### [TASK TO CARRY OUT]
Answer with a single number: how many lines in the listing below include "上海市发展和改革委员会"?

### [RECORDS SUPPLIED]
● ● ●
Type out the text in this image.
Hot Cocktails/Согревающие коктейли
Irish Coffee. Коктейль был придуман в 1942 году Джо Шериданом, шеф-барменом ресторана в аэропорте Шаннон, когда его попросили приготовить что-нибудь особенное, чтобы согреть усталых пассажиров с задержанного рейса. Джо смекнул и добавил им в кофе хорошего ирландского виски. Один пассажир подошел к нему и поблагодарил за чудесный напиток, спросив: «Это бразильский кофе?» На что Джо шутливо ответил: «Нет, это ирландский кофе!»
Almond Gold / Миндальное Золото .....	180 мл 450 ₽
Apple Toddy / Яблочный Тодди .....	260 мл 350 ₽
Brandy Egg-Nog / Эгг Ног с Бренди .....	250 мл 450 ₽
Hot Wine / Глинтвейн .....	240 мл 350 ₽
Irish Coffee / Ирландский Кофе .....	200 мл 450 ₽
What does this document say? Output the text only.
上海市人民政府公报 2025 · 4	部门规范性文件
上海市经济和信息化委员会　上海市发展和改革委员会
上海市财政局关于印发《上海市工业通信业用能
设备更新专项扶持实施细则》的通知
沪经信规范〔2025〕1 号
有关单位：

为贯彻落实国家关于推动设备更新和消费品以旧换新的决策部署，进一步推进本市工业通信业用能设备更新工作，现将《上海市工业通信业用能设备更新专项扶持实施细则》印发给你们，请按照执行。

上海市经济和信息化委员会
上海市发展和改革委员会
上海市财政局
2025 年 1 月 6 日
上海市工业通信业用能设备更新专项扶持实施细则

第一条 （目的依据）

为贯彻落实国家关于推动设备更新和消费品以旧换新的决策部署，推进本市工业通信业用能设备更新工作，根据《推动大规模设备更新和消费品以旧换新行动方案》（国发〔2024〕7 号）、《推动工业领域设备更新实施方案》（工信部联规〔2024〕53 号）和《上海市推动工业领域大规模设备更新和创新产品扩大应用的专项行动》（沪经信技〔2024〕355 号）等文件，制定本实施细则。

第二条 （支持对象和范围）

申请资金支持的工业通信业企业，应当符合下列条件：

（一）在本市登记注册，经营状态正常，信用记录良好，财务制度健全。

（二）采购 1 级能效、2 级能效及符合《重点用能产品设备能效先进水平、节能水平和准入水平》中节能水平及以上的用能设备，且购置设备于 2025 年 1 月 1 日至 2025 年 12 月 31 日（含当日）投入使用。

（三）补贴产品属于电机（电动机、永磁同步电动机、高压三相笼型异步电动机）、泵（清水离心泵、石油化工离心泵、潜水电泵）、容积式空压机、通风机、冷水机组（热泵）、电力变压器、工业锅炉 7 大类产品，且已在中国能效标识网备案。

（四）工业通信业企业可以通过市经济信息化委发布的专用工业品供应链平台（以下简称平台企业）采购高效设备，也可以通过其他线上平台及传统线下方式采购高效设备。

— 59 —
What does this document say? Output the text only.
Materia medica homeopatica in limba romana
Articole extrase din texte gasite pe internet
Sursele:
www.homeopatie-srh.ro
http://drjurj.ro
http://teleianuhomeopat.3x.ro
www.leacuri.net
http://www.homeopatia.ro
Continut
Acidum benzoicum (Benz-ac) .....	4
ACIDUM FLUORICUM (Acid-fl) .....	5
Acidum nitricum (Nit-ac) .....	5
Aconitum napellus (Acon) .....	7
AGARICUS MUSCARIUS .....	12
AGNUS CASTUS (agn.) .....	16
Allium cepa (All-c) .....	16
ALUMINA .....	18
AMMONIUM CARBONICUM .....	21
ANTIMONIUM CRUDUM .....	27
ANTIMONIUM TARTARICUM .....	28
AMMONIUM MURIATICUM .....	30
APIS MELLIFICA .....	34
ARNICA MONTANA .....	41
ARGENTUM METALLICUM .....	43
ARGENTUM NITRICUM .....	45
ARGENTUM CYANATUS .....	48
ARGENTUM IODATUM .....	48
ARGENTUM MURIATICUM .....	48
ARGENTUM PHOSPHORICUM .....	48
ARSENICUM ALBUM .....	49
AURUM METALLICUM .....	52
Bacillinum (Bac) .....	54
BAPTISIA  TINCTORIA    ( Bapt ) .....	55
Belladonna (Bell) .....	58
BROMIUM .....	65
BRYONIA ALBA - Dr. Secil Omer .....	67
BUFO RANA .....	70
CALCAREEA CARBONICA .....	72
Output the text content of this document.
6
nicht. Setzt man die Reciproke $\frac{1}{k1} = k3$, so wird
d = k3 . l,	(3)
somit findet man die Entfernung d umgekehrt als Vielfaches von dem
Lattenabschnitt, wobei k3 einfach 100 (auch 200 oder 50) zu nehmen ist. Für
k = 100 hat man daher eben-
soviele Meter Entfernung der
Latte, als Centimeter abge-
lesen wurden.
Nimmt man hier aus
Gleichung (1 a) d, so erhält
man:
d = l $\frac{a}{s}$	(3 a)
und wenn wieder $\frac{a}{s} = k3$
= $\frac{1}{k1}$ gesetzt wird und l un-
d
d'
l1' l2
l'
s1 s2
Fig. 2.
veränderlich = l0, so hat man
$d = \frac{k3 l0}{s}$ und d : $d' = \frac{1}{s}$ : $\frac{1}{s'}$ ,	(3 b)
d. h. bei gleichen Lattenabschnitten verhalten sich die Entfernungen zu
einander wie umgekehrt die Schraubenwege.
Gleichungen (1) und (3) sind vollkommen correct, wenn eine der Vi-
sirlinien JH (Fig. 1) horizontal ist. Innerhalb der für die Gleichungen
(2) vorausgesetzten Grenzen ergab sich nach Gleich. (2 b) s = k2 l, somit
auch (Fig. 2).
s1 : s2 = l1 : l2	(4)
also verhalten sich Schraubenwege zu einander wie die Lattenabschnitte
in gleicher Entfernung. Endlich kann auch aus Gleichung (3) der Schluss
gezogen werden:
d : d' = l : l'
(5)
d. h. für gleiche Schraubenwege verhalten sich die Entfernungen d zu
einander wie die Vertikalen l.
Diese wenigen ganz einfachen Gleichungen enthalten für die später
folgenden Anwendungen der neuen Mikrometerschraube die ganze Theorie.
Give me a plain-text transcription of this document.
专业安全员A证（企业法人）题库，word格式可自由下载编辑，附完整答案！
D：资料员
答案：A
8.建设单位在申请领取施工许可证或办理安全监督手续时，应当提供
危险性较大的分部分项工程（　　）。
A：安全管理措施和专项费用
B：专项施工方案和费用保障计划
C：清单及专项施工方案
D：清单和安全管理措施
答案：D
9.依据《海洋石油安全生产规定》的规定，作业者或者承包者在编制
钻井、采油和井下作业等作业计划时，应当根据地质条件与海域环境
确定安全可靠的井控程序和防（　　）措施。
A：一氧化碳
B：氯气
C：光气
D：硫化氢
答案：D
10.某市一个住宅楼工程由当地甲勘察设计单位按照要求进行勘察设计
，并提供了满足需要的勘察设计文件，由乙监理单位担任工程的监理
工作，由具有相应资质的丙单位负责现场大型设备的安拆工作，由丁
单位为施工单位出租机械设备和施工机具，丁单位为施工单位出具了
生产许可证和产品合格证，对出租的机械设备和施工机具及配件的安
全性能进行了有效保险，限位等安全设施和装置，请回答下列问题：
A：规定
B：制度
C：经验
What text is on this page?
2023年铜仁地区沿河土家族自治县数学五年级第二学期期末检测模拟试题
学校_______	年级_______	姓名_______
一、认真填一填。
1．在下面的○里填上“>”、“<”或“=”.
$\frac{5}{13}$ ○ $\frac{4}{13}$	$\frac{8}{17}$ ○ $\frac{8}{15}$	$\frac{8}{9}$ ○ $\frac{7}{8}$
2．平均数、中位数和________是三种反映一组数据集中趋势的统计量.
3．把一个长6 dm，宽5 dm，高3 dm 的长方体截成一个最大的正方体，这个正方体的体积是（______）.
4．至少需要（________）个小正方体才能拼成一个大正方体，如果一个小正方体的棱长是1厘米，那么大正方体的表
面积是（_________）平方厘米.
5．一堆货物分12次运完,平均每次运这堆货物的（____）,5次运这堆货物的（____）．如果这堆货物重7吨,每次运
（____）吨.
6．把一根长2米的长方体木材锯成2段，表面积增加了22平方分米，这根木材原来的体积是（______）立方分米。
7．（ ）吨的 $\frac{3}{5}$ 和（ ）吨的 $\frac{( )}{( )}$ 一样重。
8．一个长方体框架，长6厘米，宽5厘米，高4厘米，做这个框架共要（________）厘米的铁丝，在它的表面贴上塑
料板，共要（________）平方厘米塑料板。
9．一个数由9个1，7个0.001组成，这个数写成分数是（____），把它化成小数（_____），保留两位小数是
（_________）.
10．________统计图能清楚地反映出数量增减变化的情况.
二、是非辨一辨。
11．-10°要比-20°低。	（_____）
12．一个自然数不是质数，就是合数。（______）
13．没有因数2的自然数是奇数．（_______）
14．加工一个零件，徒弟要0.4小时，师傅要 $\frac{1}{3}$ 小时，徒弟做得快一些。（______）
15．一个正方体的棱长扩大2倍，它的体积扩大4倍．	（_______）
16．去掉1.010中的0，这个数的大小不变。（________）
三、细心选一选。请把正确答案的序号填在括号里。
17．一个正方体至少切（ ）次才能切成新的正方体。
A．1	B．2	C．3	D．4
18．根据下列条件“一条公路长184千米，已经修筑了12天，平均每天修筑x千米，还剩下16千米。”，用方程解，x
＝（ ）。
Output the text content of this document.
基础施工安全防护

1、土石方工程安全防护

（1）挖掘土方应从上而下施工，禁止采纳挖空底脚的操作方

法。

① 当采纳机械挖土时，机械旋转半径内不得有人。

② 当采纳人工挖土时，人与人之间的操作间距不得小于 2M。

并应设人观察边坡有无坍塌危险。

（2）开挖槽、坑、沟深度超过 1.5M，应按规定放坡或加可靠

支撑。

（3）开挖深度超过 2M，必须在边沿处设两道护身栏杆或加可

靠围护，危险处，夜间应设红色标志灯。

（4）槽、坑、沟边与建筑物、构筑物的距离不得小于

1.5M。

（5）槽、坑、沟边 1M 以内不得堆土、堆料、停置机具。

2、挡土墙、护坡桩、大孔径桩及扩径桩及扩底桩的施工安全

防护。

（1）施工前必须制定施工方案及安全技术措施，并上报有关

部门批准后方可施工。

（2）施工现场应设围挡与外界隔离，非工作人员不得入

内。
● ● ●
### [WRITTEN RESPONSE]
2